> DOCUMENT EXCERPT
On 6 April 2018, the Reserve Bank of India (RBI) issued a circular which barred banks from dealing with cryptocurrency (or virtual currency) exchanges in India. This led to several petitions being filed in the Supreme Court of India by Internet and Mobile Association of India (IAMAI) and companies engaged in enabling cryptocurrency trading. On 4 March 2020, the Supreme Court struck down RBI’s circular, thereby providing relief to the companies and consumers holding cryptocurrencies in the country. So, what exactly happened?
Context
Broadly defined, a cryptocurrency is a virtual or digital currency which can be used to trade stuff online or hold it like an asset (think of gold). There are several advantages of using cryptocurrencies. Unlike regular fiat currencies (like INR or USD), cryptocurrencies are not regulated by a central bank. In fact, cryptocurrencies like Bitcoin are decentralised.
Although there are several other advantages for cryptocurrencies like anonymity, safety and security, central banks all over the world are concerned with the non-regulatory character of them. There is a huge apprehension that cryptocurrencies will fuel illegal trade and fund terrorists anonymously, among other concerns.

> PROVIDED DATA
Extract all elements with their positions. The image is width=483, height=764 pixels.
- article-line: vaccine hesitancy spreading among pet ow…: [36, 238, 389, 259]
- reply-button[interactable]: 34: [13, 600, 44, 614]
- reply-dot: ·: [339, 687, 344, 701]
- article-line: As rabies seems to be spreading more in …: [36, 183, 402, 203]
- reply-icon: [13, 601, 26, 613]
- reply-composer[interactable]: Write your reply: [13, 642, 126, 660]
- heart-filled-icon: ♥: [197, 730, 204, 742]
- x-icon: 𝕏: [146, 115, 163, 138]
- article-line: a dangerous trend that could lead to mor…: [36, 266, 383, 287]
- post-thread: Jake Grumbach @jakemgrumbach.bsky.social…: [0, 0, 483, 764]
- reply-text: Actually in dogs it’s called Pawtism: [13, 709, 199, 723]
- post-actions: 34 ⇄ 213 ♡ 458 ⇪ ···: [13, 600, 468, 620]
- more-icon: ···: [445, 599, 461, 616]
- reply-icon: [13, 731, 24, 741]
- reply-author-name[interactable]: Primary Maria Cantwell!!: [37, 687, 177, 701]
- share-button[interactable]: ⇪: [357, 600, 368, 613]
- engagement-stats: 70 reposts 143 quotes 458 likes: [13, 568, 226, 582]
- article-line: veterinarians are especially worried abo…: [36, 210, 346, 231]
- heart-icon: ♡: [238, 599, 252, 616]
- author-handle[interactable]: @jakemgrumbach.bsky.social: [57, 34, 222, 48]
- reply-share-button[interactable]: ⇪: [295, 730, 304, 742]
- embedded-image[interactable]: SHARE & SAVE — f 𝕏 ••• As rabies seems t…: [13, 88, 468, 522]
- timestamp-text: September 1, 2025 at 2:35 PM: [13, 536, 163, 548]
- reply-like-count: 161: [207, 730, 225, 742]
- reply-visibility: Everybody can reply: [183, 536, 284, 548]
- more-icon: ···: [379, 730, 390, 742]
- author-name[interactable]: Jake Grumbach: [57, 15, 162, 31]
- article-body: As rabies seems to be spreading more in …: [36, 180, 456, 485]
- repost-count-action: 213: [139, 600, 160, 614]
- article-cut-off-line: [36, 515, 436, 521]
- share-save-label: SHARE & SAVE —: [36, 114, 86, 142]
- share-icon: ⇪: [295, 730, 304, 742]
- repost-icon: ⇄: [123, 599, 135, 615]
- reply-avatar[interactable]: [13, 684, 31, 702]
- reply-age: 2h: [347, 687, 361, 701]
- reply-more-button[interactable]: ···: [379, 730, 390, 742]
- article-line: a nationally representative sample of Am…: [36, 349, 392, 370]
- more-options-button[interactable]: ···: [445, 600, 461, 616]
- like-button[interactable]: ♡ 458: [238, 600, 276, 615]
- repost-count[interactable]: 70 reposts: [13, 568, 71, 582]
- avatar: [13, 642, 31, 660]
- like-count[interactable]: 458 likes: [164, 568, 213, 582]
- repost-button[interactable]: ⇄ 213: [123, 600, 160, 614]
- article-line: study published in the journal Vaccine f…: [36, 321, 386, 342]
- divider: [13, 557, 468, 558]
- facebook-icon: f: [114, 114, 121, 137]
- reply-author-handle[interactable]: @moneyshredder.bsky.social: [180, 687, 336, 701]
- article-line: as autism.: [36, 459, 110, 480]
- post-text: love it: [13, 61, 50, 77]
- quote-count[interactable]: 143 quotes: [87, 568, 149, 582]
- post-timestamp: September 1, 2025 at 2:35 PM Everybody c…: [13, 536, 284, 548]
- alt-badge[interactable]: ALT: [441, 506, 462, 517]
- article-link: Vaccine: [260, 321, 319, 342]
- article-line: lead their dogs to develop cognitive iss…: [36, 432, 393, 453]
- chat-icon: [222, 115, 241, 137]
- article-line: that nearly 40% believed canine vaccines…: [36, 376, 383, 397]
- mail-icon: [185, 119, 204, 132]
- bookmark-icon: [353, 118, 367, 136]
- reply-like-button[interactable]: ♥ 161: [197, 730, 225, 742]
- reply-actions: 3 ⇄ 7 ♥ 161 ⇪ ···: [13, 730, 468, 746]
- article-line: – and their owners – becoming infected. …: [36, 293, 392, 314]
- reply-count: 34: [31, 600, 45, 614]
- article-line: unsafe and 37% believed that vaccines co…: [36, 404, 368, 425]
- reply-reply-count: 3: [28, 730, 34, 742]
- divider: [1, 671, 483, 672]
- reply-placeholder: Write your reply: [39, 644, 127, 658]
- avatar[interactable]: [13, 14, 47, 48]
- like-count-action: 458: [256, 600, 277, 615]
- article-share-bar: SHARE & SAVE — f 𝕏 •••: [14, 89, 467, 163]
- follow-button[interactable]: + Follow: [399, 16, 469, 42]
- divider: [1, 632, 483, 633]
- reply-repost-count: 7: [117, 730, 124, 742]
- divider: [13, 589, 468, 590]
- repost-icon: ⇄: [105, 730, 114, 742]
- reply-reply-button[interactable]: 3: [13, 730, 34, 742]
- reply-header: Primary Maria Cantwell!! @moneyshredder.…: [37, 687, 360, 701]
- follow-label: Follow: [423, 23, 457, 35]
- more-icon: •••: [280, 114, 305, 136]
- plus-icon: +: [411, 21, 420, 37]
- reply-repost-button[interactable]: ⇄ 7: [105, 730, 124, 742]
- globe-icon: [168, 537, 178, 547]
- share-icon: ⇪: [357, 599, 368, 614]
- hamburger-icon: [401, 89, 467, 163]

> SET TASKS
a) Copy the listing word for word, beginning at its first line and stopping after the line that contains "- engagement-stats: 70".
b) Extend the piece on the RBI cryptocurrency circular and the Supreme Court ruling, picking up after its last sentence.
The piece about India's cryptocurrency ruling and the listing have nothing to do with each other.

> RESULTS OF THE EXERCISE
a)
Extract all elements with their positions. The image is width=483, height=764 pixels.
- article-line: vaccine hesitancy spreading among pet ow…: [36, 238, 389, 259]
- reply-button[interactable]: 34: [13, 600, 44, 614]
- reply-dot: ·: [339, 687, 344, 701]
- article-line: As rabies seems to be spreading more in …: [36, 183, 402, 203]
- reply-icon: [13, 601, 26, 613]
- reply-composer[interactable]: Write your reply: [13, 642, 126, 660]
- heart-filled-icon: ♥: [197, 730, 204, 742]
- x-icon: 𝕏: [146, 115, 163, 138]
- article-line: a dangerous trend that could lead to mor…: [36, 266, 383, 287]
- post-thread: Jake Grumbach @jakemgrumbach.bsky.social…: [0, 0, 483, 764]
- reply-text: Actually in dogs it’s called Pawtism: [13, 709, 199, 723]
- post-actions: 34 ⇄ 213 ♡ 458 ⇪ ···: [13, 600, 468, 620]
- more-icon: ···: [445, 599, 461, 616]
- reply-icon: [13, 731, 24, 741]
- reply-author-name[interactable]: Primary Maria Cantwell!!: [37, 687, 177, 701]
- share-button[interactable]: ⇪: [357, 600, 368, 613]
- engagement-stats: 70 reposts 143 quotes 458 likes: [13, 568, 226, 582]

b)
The RBI was closely watching the developments of the cryptocurrencies, specifically in the context of India. Although cryptocurrencies are not banned in India, RBI curtailed the ability of consumers to trade cryptocurrencies. They did this by barring the regular banks from providing or holding accounts of cryptocurrency exchanges, thereby cutting the flow of regular money required for trading.
RBI’s circular:
On 5 April 2018, the RBI issued the “Statement on Developmental and Regulatory Policies”. Paragraph 13, headlined as ‘Ring-fencing regulated entities from virtual currencies’, stated the following:
- Technological innovations, including those underlying virtual currencies, have the potential to improve the efficiency and inclusiveness of the financial system. However, Virtual Currencies (VCs), also variously referred to as crypto currencies and crypto assets, raise concerns of consumer protection, market integrity and money laundering, among others.
- Reserve Bank has repeatedly cautioned users, holders and traders of virtual currencies, including Bitcoins, regarding various risks associated in dealing with such virtual currencies. In view of the associated risks, it has been decided that, with immediate effect, entities regulated by RBI shall not deal with or provide services to any individual or business entities dealing with or settling VCs. Regulated entities which already provide such services shall exit the relationship within a specified time. A circular in this regard is being issued separately.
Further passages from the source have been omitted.